Objective → Look for the string "Coal" in the lines and copy each line that has it.

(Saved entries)
================

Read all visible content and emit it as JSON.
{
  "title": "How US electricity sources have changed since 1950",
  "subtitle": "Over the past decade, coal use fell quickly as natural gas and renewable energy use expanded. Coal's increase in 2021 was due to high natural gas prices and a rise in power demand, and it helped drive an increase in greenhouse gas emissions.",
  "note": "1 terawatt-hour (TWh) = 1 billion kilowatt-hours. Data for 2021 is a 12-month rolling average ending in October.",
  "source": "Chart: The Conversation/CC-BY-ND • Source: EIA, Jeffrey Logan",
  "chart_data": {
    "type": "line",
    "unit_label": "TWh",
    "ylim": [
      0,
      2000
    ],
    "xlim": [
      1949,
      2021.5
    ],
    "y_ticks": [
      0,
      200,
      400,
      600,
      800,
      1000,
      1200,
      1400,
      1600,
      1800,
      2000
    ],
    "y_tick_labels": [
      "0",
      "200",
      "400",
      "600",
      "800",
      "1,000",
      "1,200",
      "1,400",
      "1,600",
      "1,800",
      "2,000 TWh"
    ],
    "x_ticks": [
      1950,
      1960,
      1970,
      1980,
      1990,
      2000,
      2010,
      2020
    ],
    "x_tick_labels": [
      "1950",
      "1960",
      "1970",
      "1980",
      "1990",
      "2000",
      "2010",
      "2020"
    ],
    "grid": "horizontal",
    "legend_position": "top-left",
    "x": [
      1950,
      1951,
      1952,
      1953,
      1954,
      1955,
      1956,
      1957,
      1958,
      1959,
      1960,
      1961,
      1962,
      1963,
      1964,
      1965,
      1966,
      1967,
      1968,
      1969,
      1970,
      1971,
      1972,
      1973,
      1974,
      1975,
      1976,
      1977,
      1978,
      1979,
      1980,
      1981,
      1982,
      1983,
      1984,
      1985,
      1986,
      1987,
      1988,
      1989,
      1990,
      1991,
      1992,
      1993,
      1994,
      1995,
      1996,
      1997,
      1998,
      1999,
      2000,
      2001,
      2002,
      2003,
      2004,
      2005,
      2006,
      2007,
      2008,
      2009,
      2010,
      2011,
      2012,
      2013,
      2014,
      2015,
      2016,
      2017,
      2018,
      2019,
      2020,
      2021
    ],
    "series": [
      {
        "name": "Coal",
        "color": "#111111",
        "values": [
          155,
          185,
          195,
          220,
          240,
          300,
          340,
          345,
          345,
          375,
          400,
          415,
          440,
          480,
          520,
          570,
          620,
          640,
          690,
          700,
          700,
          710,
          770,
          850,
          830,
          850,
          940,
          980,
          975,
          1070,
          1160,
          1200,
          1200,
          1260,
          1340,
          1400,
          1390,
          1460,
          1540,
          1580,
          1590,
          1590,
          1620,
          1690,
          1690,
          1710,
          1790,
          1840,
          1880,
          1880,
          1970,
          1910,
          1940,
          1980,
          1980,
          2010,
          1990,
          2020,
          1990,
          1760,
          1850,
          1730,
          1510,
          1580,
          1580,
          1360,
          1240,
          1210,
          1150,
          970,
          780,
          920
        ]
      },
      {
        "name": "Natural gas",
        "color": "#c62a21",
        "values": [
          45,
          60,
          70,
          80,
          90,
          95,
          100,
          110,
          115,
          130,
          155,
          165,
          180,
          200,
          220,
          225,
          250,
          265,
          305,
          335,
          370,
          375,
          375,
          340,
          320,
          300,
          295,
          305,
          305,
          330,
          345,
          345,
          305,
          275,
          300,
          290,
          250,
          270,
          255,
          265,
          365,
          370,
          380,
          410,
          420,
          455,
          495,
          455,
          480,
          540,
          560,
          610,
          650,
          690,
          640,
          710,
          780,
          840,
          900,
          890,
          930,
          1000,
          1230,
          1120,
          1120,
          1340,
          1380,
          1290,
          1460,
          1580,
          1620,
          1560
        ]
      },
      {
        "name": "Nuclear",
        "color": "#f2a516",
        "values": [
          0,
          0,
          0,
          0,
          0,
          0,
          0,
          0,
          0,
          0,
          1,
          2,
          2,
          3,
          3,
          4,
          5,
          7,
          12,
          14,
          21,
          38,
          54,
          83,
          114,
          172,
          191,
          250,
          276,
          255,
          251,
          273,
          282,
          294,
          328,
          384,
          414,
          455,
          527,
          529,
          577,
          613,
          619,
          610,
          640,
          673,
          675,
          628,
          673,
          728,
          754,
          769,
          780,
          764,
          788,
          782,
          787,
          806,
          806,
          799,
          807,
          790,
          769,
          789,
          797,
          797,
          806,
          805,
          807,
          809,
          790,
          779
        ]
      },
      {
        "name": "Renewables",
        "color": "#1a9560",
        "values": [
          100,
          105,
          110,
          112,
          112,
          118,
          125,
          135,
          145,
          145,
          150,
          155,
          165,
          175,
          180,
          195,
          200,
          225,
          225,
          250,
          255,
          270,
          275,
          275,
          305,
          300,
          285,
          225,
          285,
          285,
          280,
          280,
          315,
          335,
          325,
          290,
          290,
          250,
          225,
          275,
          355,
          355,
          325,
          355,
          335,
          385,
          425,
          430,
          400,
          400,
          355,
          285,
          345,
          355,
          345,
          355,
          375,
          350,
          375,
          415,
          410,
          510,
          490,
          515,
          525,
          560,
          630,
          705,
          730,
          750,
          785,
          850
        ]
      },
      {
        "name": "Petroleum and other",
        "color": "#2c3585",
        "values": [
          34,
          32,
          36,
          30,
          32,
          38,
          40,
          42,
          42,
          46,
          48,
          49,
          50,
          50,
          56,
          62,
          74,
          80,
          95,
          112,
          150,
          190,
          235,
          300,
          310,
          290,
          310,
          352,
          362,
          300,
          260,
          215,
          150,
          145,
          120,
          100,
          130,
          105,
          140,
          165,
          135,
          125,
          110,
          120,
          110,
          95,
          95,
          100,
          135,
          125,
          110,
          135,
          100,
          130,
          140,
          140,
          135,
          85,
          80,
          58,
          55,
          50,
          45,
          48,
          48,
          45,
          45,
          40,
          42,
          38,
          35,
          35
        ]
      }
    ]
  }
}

================

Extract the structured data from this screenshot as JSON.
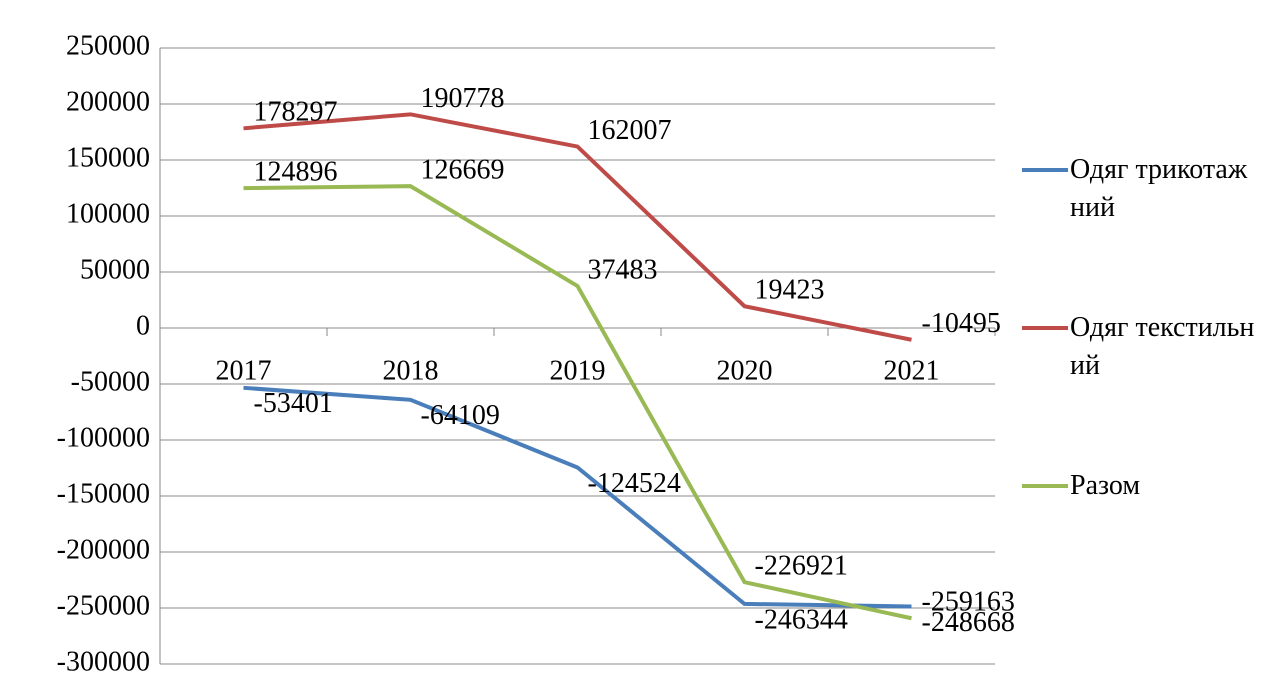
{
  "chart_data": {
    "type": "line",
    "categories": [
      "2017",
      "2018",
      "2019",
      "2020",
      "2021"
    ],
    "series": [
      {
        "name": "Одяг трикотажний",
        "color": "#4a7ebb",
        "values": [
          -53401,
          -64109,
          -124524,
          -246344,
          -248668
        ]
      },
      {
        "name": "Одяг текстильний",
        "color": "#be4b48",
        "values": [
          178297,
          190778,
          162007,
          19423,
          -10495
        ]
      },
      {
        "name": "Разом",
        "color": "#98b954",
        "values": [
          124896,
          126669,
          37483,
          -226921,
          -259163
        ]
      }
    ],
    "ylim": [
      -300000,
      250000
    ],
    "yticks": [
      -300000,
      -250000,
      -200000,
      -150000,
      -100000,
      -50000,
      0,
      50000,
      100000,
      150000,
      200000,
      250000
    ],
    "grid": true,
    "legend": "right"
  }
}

================

Output of the exercise →
  "subtitle": "Over the past decade, coal use fell quickly as natural gas and renewable energy use expanded. Coal's increase in 2021 was due to high natural gas prices and a rise in power demand, and it helped drive an increase in greenhouse gas emissions.",
        "name": "Coal",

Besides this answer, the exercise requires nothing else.